▶ [Task details]:
Copy every line of the material below word for word.

▶ [Dataset content]:

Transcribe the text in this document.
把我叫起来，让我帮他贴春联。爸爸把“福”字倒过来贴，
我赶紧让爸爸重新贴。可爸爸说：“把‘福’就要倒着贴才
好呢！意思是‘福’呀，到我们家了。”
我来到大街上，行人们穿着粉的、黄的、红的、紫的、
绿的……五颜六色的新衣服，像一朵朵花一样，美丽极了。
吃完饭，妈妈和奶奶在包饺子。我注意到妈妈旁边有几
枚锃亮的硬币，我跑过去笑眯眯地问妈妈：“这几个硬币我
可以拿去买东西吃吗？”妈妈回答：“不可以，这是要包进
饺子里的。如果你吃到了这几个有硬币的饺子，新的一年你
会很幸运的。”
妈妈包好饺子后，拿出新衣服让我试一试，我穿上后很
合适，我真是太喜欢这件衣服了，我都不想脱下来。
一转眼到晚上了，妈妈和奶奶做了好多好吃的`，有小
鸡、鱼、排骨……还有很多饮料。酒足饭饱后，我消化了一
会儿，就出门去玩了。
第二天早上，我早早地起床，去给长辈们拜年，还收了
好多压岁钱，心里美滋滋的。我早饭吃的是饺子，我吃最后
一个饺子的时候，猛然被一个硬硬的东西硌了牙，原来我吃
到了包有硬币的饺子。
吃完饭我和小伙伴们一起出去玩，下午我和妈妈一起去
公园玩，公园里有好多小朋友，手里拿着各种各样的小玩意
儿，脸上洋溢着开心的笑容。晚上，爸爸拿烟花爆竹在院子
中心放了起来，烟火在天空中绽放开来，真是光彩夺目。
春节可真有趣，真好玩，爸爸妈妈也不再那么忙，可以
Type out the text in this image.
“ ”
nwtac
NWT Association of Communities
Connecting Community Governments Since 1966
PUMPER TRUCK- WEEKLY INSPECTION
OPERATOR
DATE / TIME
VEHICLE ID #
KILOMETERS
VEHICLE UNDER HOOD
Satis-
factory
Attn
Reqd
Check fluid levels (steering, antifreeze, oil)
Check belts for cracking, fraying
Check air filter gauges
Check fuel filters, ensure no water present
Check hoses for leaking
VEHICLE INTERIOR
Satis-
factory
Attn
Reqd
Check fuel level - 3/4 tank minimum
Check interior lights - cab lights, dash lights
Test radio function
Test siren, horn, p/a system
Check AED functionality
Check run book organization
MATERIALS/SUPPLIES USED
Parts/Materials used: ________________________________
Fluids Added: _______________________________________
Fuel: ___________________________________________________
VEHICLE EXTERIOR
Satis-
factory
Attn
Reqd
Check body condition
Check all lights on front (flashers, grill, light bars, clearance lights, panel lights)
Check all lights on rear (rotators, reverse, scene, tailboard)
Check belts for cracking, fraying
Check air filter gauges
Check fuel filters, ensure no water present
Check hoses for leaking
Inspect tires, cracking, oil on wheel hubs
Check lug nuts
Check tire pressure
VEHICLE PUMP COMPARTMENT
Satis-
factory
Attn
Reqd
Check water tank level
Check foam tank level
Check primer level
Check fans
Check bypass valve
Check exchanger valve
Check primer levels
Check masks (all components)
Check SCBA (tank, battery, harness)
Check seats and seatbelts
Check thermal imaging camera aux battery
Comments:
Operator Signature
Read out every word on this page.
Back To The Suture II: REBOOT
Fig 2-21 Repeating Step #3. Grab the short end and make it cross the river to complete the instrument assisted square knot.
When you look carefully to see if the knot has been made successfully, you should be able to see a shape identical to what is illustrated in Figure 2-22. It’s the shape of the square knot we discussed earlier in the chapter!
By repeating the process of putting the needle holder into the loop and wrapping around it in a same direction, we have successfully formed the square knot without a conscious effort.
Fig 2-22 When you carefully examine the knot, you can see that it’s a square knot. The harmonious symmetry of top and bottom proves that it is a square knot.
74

▶ [Final answer]:
Transcribe the text in this document.
把我叫起来，让我帮他贴春联。爸爸把“福”字倒过来贴，
我赶紧让爸爸重新贴。可爸爸说：“把‘福’就要倒着贴才
好呢！意思是‘福’呀，到我们家了。”
我来到大街上，行人们穿着粉的、黄的、红的、紫的、
绿的……五颜六色的新衣服，像一朵朵花一样，美丽极了。
吃完饭，妈妈和奶奶在包饺子。我注意到妈妈旁边有几
枚锃亮的硬币，我跑过去笑眯眯地问妈妈：“这几个硬币我
可以拿去买东西吃吗？”妈妈回答：“不可以，这是要包进
饺子里的。如果你吃到了这几个有硬币的饺子，新的一年你
会很幸运的。”
妈妈包好饺子后，拿出新衣服让我试一试，我穿上后很
合适，我真是太喜欢这件衣服了，我都不想脱下来。
一转眼到晚上了，妈妈和奶奶做了好多好吃的`，有小
鸡、鱼、排骨……还有很多饮料。酒足饭饱后，我消化了一
会儿，就出门去玩了。
第二天早上，我早早地起床，去给长辈们拜年，还收了
好多压岁钱，心里美滋滋的。我早饭吃的是饺子，我吃最后
一个饺子的时候，猛然被一个硬硬的东西硌了牙，原来我吃
到了包有硬币的饺子。
吃完饭我和小伙伴们一起出去玩，下午我和妈妈一起去
公园玩，公园里有好多小朋友，手里拿着各种各样的小玩意
儿，脸上洋溢着开心的笑容。晚上，爸爸拿烟花爆竹在院子
中心放了起来，烟火在天空中绽放开来，真是光彩夺目。
春节可真有趣，真好玩，爸爸妈妈也不再那么忙，可以
Type out the text in this image.
“ ”
nwtac
NWT Association of Communities
Connecting Community Governments Since 1966
PUMPER TRUCK- WEEKLY INSPECTION
OPERATOR
DATE / TIME
VEHICLE ID #
KILOMETERS
VEHICLE UNDER HOOD
Satis-
factory
Attn
Reqd
Check fluid levels (steering, antifreeze, oil)
Check belts for cracking, fraying
Check air filter gauges
Check fuel filters, ensure no water present
Check hoses for leaking
VEHICLE INTERIOR
Satis-
factory
Attn
Reqd
Check fuel level - 3/4 tank minimum
Check interior lights - cab lights, dash lights
Test radio function
Test siren, horn, p/a system
Check AED functionality
Check run book organization
MATERIALS/SUPPLIES USED
Parts/Materials used: ________________________________
Fluids Added: _______________________________________
Fuel: ___________________________________________________
VEHICLE EXTERIOR
Satis-
factory
Attn
Reqd
Check body condition
Check all lights on front (flashers, grill, light bars, clearance lights, panel lights)
Check all lights on rear (rotators, reverse, scene, tailboard)
Check belts for cracking, fraying
Check air filter gauges
Check fuel filters, ensure no water present
Check hoses for leaking
Inspect tires, cracking, oil on wheel hubs
Check lug nuts
Check tire pressure
VEHICLE PUMP COMPARTMENT
Satis-
factory
Attn
Reqd
Check water tank level
Check foam tank level
Check primer level
Check fans
Check bypass valve
Check exchanger valve
Check primer levels
Check masks (all components)
Check SCBA (tank, battery, harness)
Check seats and seatbelts
Check thermal imaging camera aux battery
Comments:
Operator Signature
Read out every word on this page.
Back To The Suture II: REBOOT
Fig 2-21 Repeating Step #3. Grab the short end and make it cross the river to complete the instrument assisted square knot.
When you look carefully to see if the knot has been made successfully, you should be able to see a shape identical to what is illustrated in Figure 2-22. It’s the shape of the square knot we discussed earlier in the chapter!
By repeating the process of putting the needle holder into the loop and wrapping around it in a same direction, we have successfully formed the square knot without a conscious effort.
Fig 2-22 When you carefully examine the knot, you can see that it’s a square knot. The harmonious symmetry of top and bottom proves that it is a square knot.
74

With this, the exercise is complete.